What is asked:
Look for the string "Weller" and copy every line that has it.

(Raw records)
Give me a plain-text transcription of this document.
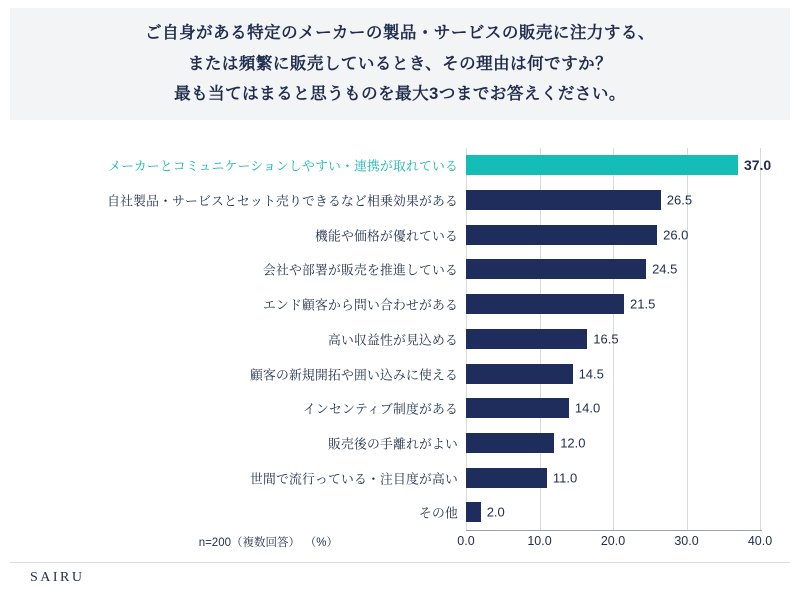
ご自身がある特定のメーカーの製品・サービスの販売に注力する、
または頻繁に販売しているとき、その理由は何ですか？
最も当てはまると思うものを最大3つまでお答えください。
メーカーとコミュニケーションしやすい・連携が取れている	37.0
自社製品・サービスとセット売りできるなど相乗効果がある	26.5
機能や価格が優れている	26.0
会社や部署が販売を推進している	24.5
エンド顧客から問い合わせがある	21.5
高い収益性が見込める	16.5
顧客の新規開拓や囲い込みに使える	14.5
インセンティブ制度がある	14.0
販売後の手離れがよい	12.0
世間で流行っている・注目度が高い	11.0
その他 2.0
0.0	10.0	20.0	30.0	40.0
n=200（複数回答） （%）
SAIRU
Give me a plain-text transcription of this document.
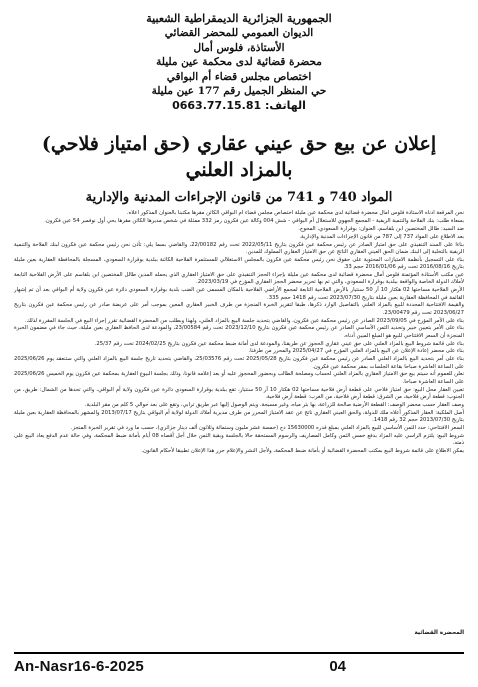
الجمهورية الجزائرية الديمقراطية الشعبية
الديوان العمومي للمحضر القضائي
الأستاذة، فلوس أمال
محضرة قضائية لدى محكمة عين مليلة
اختصاص مجلس قضاء أم البواقي
حي المنظر الجميل رقم 177 عين مليلة
الهاتف: 0663.77.15.81
إعلان عن بيع حق عيني عقاري (حق امتياز فلاحي)
بالمزاد العلني
المواد 740 و 741 من قانون الإجراءات المدنية والإدارية

نحن المرقعة أدناه الأستاذة فلوس أمال محضرة قضائية لدى محكمة عين مليلة اختصاص مجلس قضاء أم البواقي الكائن مقرها مكتبنا بالعنوان المذكور أعلاه.

بسعاة طلب: بنك الفلاحة والتنمية الريفية - المجمع الجهوي للاستغلال أم البواقي - ش‍ش 004 وكالة عين فكرون رمز 332 ممثلة في شخص مديرها الكائن مقرها بحي أول نوفمبر 54 عين فكرون.

ضد السيد: طالل المختصين ابن بلقاسم، العنوان: بوقرارة السعودي، المحوج.

بعد الاطلاع على المواد 737 إلى 787 من قانون الإجراءات المدنية والإدارية.

بناءا على السند التنفيذي على حق امتياز الصادر عن رئيس محكمة عين فكرون بتاريخ 2022/05/11 تحت رقم 22/00182، والقاضي بسما يلي: تأذن نحن رئيس محكمة عين فكرون لبنك الفلاحة والتنمية الريفية بالتخلية إلى البنك ضمان الحق العيني العقاري الناتج عن حق الامتياز العقاري المملوك للمدين.

بناء على التسجيل بأنظمة الامتيازات المحتوية على حقوق نحن رئيس محكمة عين فكرون بالمجلس الاستغلالي للمستثمرة الفلاحية الكائنة ببلدية بوقرارة السعودي، المسجلة بالمحافظة العقارية بعين مليلة بتاريخ 2016/08/16 تحت رقم 2016/01/06 حجم 33.

عين مكتب الأستاذة المؤتمنة فلوس أمال محضرة قضائية لدى محكمة عين مليلة بإجراء الحجز التنفيذي على حق الامتياز العقاري الذي يحمله المدين طالل المختصين ابن بلقاسم على الأرض الفلاحية التابعة لأملاك الدولة الخاصة والواقعة ببلدية بوقرارة السعودي، والتي تم بها تحرير محضر الحجز العقاري المؤرخ في 2023/03/19.

الأرض الفلاحية مساحتها 02 هكتار 10 آر 50 سنتيار بالأرض الفلاحية التابعة لمجمع الأراضي الفلاحية بالمكان المسمى عين الضب بلدية بوقرارة السعودي دائرة عين فكرون ولاية أم البواقي بعد أن تم إشهار القائمة في المحافظة العقارية بعين مليلة بتاريخ 2023/07/30 تحت رقم 1418 حجم 335.

والقيمة الافتتاحية المحددة للبيع بالمزاد العلني بالتفاصيل الوارد ذكرها، طبقا لتقرير الخبرة المنجزة من طرف الخبير العقاري المعين بموجب أمر على عريضة صادر عن رئيس محكمة عين فكرون بتاريخ 2023/06/27 تحت رقم 23/00479.

بناء على الأمر المؤرخ في 2023/09/05 الصادر عن رئيس محكمة عين فكرون، والقاضي بتحديد جلسة البيع بالمزاد العلني، ولهذا وبطلب من المحضرة القضائية تقرر إجراء البيع في الجلسة المقررة لذلك.

بناء على الأمر بتعيين خبير وتحديد الثمن الأساسي الصادر عن رئيس محكمة عين فكرون بتاريخ 2023/12/10 تحت رقم 23/00584، والمودعة لدى الحافظ العقاري بعين مليلة، حيث جاء في مضمون الخبرة المنجزة أن السعر الافتتاحي للبيع هو المبلغ المبين أدناه.

بناء على قائمة شروط البيع بالمزاد العلني على حق عيني عقاري الحجوز عن طريقنا، والمودعة لدى أمانة ضبط محكمة عين فكرون بتاريخ 2024/02/25 تحت رقم 25/37.

بناء على محضر إعادة الإعلان عن البيع بالمزاد العلني المؤرخ في 2025/04/27 والمحرر من طرفنا.

بناء على أمر بتحديد البيع بالمزاد العلني الصادر عن رئيس محكمة عين فكرون بتاريخ 2025/05/28 تحت رقم 25/03576، والقاضي بتحديد تاريخ جلسة البيع بالمزاد العلني والتي ستنعقد يوم 2025/06/26 على الساعة العاشرة صباحا بقاعة الجلسات بمقر محكمة عين فكرون.

نعلن للعموم أنه سيتم بيع حق الامتياز العقاري بالمزاد العلني لحساب ومصلحة الطالب وبحضور المحجوز عليه أو بعد إعلامه قانونا، وذلك بجلسة البيوع العقارية بمحكمة عين فكرون يوم الخميس 2025/06/26 على الساعة العاشرة صباحا.

تعيين العقار محل البيع: حق امتياز فلاحي على قطعة أرض فلاحية مساحتها 02 هكتار 10 آر 50 سنتيار، تقع ببلدية بوقرارة السعودي دائرة عين فكرون ولاية أم البواقي، والتي تحدها من الشمال: طريق، من الجنوب: قطعة أرض فلاحية، من الشرق: قطعة أرض فلاحية، من الغرب: قطعة أرض فلاحية.

وصف العقار حسب محضر الوصف: القطعة الأرضية صالحة للزراعة، بها بئر مياه، وغير مسيجة، ويتم الوصول إليها عبر طريق ترابي، وتقع على بعد حوالي 5 كلم من مقر البلدية.

أصل الملكية: العقار المذكور أعلاه ملك للدولة، والحق العيني العقاري ناتج عن عقد الامتياز المحرر من طرف مديرية أملاك الدولة لولاية أم البواقي بتاريخ 2013/07/17 والمشهر بالمحافظة العقارية بعين مليلة بتاريخ 2013/07/30 حجم 32 رقم 1418.

السعر الافتتاحي: حدد الثمن الأساسي للبيع بالمزاد العلني بمبلغ قدره 15630000 دج (خمسة عشر مليون وستمائة وثلاثون ألف دينار جزائري)، حسب ما ورد في تقرير الخبرة المنجز.

شروط البيع: يلتزم الراسي عليه المزاد بدفع خمس الثمن وكامل المصاريف والرسوم المستحقة حالا بالجلسة وبقية الثمن خلال أجل أقصاه 08 أيام بأمانة ضبط المحكمة، وفي حالة عدم الدفع يعاد البيع على ذمته.

يمكن الاطلاع على قائمة شروط البيع بمكتب المحضرة القضائية أو بأمانة ضبط المحكمة، ولأجل النشر والإعلام حرر هذا الإعلان تطبيقا لأحكام القانون.

المحضرة القضائية
An-Nasr16-6-2025	04
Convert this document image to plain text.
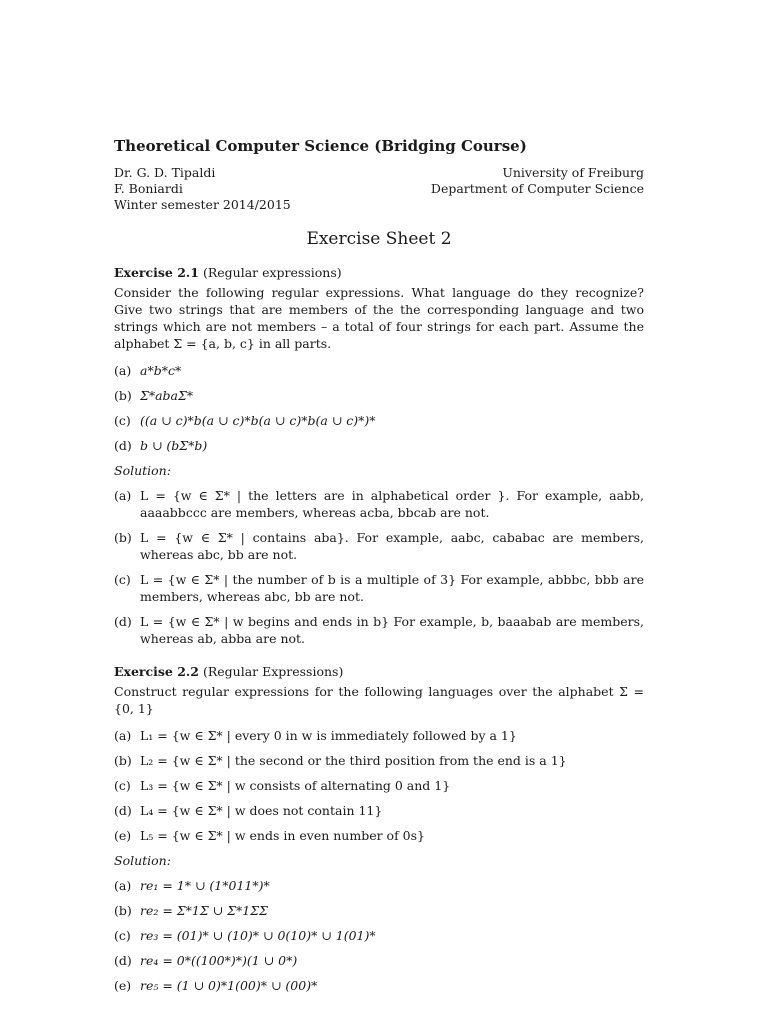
Theoretical Computer Science (Bridging Course)
Dr. G. D. Tipaldi
F. Boniardi
Winter semester 2014/2015
University of Freiburg
Department of Computer Science
Exercise Sheet 2
Exercise 2.1 (Regular expressions)
Consider the following regular expressions. What language do they recognize? Give two strings that are members of the the corresponding language and two strings which are not members – a total of four strings for each part. Assume the alphabet Σ = {a, b, c} in all parts.
(a) a*b*c*
(b) Σ*abaΣ*
(c) ((a ∪ c)*b(a ∪ c)*b(a ∪ c)*b(a ∪ c)*)*
(d) b ∪ (bΣ*b)
Solution:
(a) L = {w ∈ Σ* | the letters are in alphabetical order }. For example, aabb, aaaabbccc are members, whereas acba, bbcab are not.
(b) L = {w ∈ Σ* | contains aba}. For example, aabc, cababac are members, whereas abc, bb are not.
(c) L = {w ∈ Σ* | the number of b is a multiple of 3} For example, abbbc, bbb are members, whereas abc, bb are not.
(d) L = {w ∈ Σ* | w begins and ends in b} For example, b, baaabab are members, whereas ab, abba are not.
Exercise 2.2 (Regular Expressions)
Construct regular expressions for the following languages over the alphabet Σ = {0, 1}
(a) L₁ = {w ∈ Σ* | every 0 in w is immediately followed by a 1}
(b) L₂ = {w ∈ Σ* | the second or the third position from the end is a 1}
(c) L₃ = {w ∈ Σ* | w consists of alternating 0 and 1}
(d) L₄ = {w ∈ Σ* | w does not contain 11}
(e) L₅ = {w ∈ Σ* | w ends in even number of 0s}
Solution:
(a) re₁ = 1* ∪ (1*011*)*
(b) re₂ = Σ*1Σ ∪ Σ*1ΣΣ
(c) re₃ = (01)* ∪ (10)* ∪ 0(10)* ∪ 1(01)*
(d) re₄ = 0*((100*)*)(1 ∪ 0*)
(e) re₅ = (1 ∪ 0)*1(00)* ∪ (00)*
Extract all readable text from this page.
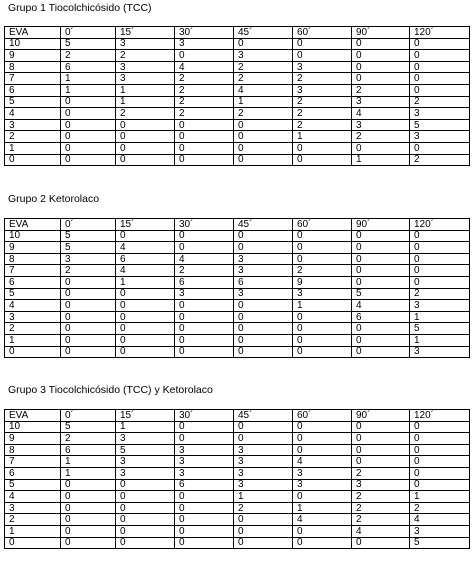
Grupo 1 Tiocolchicósido (TCC)
EVA	0´	15´	30´	45´	60´	90´	120´
10	5	3	3	0	0	0	0
9	2	2	0	3	0	0	0
8	6	3	4	2	3	0	0
7	1	3	2	2	2	0	0
6	1	1	2	4	3	2	0
5	0	1	2	1	2	3	2
4	0	2	2	2	2	4	3
3	0	0	0	0	2	3	5
2	0	0	0	0	1	2	3
1	0	0	0	0	0	0	0
0	0	0	0	0	0	1	2
Grupo 2 Ketorolaco
EVA	0´	15´	30´	45´	60´	90´	120´
10	5	0	0	0	0	0	0
9	5	4	0	0	0	0	0
8	3	6	4	3	0	0	0
7	2	4	2	3	2	0	0
6	0	1	6	6	9	0	0
5	0	0	3	3	3	5	2
4	0	0	0	0	1	4	3
3	0	0	0	0	0	6	1
2	0	0	0	0	0	0	5
1	0	0	0	0	0	0	1
0	0	0	0	0	0	0	3
Grupo 3 Tiocolchicósido (TCC) y Ketorolaco
EVA	0´	15´	30´	45´	60´	90´	120´
10	5	1	0	0	0	0	0
9	2	3	0	0	0	0	0
8	6	5	3	3	0	0	0
7	1	3	3	3	4	0	0
6	1	3	3	3	3	2	0
5	0	0	6	3	3	3	0
4	0	0	0	1	0	2	1
3	0	0	0	2	1	2	2
2	0	0	0	0	4	2	4
1	0	0	0	0	0	4	3
0	0	0	0	0	0	0	5
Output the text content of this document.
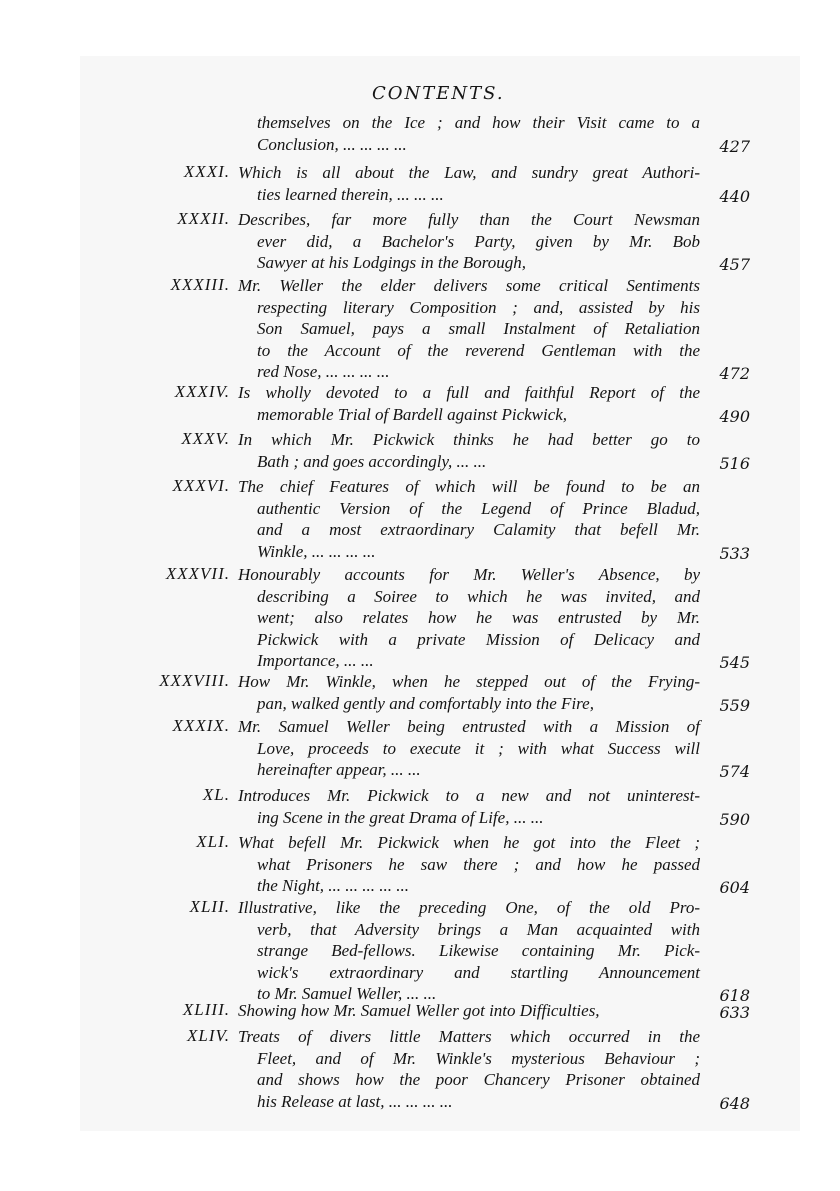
CONTENTS.
themselves on the Ice ; and how their Visit came to a
Conclusion, ... ... ... ...	427
XXXI. Which is all about the Law, and sundry great Authori-
ties learned therein, ... ... ...	440
XXXII. Describes, far more fully than the Court Newsman
ever did, a Bachelor's Party, given by Mr. Bob
Sawyer at his Lodgings in the Borough,	457
XXXIII. Mr. Weller the elder delivers some critical Sentiments
respecting literary Composition ; and, assisted by his
Son Samuel, pays a small Instalment of Retaliation
to the Account of the reverend Gentleman with the
red Nose, ... ... ... ...	472
XXXIV. Is wholly devoted to a full and faithful Report of the
memorable Trial of Bardell against Pickwick,	490
XXXV. In which Mr. Pickwick thinks he had better go to
Bath ; and goes accordingly, ... ...	516
XXXVI. The chief Features of which will be found to be an
authentic Version of the Legend of Prince Bladud,
and a most extraordinary Calamity that befell Mr.
Winkle, ... ... ... ...	533
XXXVII. Honourably accounts for Mr. Weller's Absence, by
describing a Soiree to which he was invited, and
went; also relates how he was entrusted by Mr.
Pickwick with a private Mission of Delicacy and
Importance, ... ...	545
XXXVIII. How Mr. Winkle, when he stepped out of the Frying-
pan, walked gently and comfortably into the Fire,	559
XXXIX. Mr. Samuel Weller being entrusted with a Mission of
Love, proceeds to execute it ; with what Success will
hereinafter appear, ... ...	574
XL. Introduces Mr. Pickwick to a new and not uninterest-
ing Scene in the great Drama of Life, ... ...	590
XLI. What befell Mr. Pickwick when he got into the Fleet ;
what Prisoners he saw there ; and how he passed
the Night, ... ... ... ... ...	604
XLII. Illustrative, like the preceding One, of the old Pro-
verb, that Adversity brings a Man acquainted with
strange Bed-fellows. Likewise containing Mr. Pick-
wick's extraordinary and startling Announcement
to Mr. Samuel Weller, ... ...	618
XLIII. Showing how Mr. Samuel Weller got into Difficulties,	633
XLIV. Treats of divers little Matters which occurred in the
Fleet, and of Mr. Winkle's mysterious Behaviour ;
and shows how the poor Chancery Prisoner obtained
his Release at last, ... ... ... ...	648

Finished answer:
XXXIII. Mr. Weller the elder delivers some critical Sentiments
XXXVII. Honourably accounts for Mr. Weller's Absence, by
XXXIX. Mr. Samuel Weller being entrusted with a Mission of
to Mr. Samuel Weller, ... ...	618
XLIII. Showing how Mr. Samuel Weller got into Difficulties,	633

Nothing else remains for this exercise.